**Exercise brief**
In full and without alteration, give the listing again.

# START OF Working data

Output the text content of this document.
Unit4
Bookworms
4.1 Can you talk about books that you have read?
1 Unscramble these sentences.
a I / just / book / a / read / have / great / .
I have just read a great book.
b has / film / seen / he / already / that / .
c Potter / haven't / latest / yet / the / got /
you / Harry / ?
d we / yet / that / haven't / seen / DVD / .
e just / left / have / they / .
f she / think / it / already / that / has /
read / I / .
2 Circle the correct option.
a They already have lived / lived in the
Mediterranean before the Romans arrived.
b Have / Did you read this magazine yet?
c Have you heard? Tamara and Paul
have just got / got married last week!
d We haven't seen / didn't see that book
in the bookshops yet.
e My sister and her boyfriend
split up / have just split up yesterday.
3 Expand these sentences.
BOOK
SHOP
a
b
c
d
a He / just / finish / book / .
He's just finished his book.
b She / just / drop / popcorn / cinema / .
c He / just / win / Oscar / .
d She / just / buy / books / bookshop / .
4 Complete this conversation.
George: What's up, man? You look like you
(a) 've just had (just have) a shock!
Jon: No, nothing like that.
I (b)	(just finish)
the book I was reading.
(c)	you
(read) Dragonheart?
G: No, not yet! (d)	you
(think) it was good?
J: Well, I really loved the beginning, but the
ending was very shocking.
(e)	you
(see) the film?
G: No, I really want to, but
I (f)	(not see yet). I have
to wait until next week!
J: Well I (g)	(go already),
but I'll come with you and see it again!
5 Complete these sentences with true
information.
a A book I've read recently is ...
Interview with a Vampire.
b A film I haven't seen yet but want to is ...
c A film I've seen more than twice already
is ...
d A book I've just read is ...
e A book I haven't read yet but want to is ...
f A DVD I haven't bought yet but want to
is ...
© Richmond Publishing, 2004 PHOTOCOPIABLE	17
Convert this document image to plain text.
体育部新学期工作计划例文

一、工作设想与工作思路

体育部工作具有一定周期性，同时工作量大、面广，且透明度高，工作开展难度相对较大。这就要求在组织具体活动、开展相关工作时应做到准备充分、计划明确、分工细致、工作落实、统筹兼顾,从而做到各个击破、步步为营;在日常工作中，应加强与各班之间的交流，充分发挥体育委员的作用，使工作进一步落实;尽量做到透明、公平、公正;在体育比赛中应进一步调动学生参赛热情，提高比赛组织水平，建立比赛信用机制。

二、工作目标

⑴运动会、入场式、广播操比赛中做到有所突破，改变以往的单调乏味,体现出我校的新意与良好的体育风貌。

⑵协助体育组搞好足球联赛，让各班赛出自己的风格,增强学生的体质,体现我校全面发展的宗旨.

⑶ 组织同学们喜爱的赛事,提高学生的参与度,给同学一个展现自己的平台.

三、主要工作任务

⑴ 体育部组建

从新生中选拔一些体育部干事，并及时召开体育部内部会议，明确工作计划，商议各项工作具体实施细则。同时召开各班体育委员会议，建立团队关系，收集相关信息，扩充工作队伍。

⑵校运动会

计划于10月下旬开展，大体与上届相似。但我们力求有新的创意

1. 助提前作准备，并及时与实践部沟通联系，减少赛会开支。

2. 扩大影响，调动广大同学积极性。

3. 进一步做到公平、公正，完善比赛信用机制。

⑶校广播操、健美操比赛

# END OF Working data

**The answer**
Output the text content of this document.
Unit4
Bookworms
4.1 Can you talk about books that you have read?
1 Unscramble these sentences.
a I / just / book / a / read / have / great / .
I have just read a great book.
b has / film / seen / he / already / that / .
c Potter / haven't / latest / yet / the / got /
you / Harry / ?
d we / yet / that / haven't / seen / DVD / .
e just / left / have / they / .
f she / think / it / already / that / has /
read / I / .
2 Circle the correct option.
a They already have lived / lived in the
Mediterranean before the Romans arrived.
b Have / Did you read this magazine yet?
c Have you heard? Tamara and Paul
have just got / got married last week!
d We haven't seen / didn't see that book
in the bookshops yet.
e My sister and her boyfriend
split up / have just split up yesterday.
3 Expand these sentences.
BOOK
SHOP
a
b
c
d
a He / just / finish / book / .
He's just finished his book.
b She / just / drop / popcorn / cinema / .
c He / just / win / Oscar / .
d She / just / buy / books / bookshop / .
4 Complete this conversation.
George: What's up, man? You look like you
(a) 've just had (just have) a shock!
Jon: No, nothing like that.
I (b)	(just finish)
the book I was reading.
(c)	you
(read) Dragonheart?
G: No, not yet! (d)	you
(think) it was good?
J: Well, I really loved the beginning, but the
ending was very shocking.
(e)	you
(see) the film?
G: No, I really want to, but
I (f)	(not see yet). I have
to wait until next week!
J: Well I (g)	(go already),
but I'll come with you and see it again!
5 Complete these sentences with true
information.
a A book I've read recently is ...
Interview with a Vampire.
b A film I haven't seen yet but want to is ...
c A film I've seen more than twice already
is ...
d A book I've just read is ...
e A book I haven't read yet but want to is ...
f A DVD I haven't bought yet but want to
is ...
© Richmond Publishing, 2004 PHOTOCOPIABLE	17
Convert this document image to plain text.
体育部新学期工作计划例文

一、工作设想与工作思路

体育部工作具有一定周期性，同时工作量大、面广，且透明度高，工作开展难度相对较大。这就要求在组织具体活动、开展相关工作时应做到准备充分、计划明确、分工细致、工作落实、统筹兼顾,从而做到各个击破、步步为营;在日常工作中，应加强与各班之间的交流，充分发挥体育委员的作用，使工作进一步落实;尽量做到透明、公平、公正;在体育比赛中应进一步调动学生参赛热情，提高比赛组织水平，建立比赛信用机制。

二、工作目标

⑴运动会、入场式、广播操比赛中做到有所突破，改变以往的单调乏味,体现出我校的新意与良好的体育风貌。

⑵协助体育组搞好足球联赛，让各班赛出自己的风格,增强学生的体质,体现我校全面发展的宗旨.

⑶ 组织同学们喜爱的赛事,提高学生的参与度,给同学一个展现自己的平台.

三、主要工作任务

⑴ 体育部组建

从新生中选拔一些体育部干事，并及时召开体育部内部会议，明确工作计划，商议各项工作具体实施细则。同时召开各班体育委员会议，建立团队关系，收集相关信息，扩充工作队伍。

⑵校运动会

计划于10月下旬开展，大体与上届相似。但我们力求有新的创意

1. 助提前作准备，并及时与实践部沟通联系，减少赛会开支。

2. 扩大影响，调动广大同学积极性。

3. 进一步做到公平、公正，完善比赛信用机制。

⑶校广播操、健美操比赛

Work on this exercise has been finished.